[WORK INSTRUCTIONS]
Your answer must be every line of the data that contains "mRNA".

[GIVEN RECORDS]
──────────

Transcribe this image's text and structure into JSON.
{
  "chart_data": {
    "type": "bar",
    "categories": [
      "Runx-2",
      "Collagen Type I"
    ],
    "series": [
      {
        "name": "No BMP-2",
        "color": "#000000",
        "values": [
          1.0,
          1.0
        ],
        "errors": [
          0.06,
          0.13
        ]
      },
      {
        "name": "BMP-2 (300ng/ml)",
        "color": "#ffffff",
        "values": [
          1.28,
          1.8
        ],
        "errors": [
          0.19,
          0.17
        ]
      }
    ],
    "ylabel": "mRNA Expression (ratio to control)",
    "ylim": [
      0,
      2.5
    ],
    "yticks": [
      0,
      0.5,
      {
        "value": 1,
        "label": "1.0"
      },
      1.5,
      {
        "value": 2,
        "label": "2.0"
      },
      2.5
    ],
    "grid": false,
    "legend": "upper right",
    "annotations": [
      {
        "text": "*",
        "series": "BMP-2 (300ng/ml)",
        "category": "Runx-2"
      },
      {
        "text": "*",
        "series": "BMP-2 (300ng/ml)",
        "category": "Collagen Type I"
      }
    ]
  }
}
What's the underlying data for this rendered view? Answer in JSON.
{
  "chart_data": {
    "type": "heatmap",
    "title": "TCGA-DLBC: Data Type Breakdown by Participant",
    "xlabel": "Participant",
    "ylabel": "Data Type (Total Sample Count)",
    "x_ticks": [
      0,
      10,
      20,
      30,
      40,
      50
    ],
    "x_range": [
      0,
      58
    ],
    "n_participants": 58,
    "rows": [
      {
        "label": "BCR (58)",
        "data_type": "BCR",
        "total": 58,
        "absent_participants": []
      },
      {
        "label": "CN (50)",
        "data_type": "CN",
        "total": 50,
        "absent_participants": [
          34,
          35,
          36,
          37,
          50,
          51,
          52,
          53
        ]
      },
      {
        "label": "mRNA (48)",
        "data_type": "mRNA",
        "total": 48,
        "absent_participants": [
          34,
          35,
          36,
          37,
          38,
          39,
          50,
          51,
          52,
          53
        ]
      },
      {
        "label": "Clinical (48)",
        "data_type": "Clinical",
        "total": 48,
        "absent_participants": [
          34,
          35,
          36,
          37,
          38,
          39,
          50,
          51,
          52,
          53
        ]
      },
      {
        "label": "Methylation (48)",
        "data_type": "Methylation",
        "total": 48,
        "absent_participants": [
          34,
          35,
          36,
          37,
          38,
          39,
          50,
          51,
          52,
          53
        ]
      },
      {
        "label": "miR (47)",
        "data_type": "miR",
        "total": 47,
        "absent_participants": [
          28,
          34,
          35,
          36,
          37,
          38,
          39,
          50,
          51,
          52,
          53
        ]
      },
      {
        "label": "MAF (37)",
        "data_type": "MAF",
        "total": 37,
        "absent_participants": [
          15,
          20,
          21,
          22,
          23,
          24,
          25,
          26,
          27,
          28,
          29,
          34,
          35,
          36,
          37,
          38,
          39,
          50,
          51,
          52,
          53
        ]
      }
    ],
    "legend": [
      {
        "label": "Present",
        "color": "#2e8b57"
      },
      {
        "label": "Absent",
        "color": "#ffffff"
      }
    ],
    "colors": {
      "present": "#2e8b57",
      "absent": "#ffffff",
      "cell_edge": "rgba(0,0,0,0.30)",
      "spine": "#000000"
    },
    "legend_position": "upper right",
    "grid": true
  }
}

──────────

[SOLUTION FOR THIS TASK]
    "ylabel": "mRNA Expression (ratio to control)",
        "label": "mRNA (48)",
        "data_type": "mRNA",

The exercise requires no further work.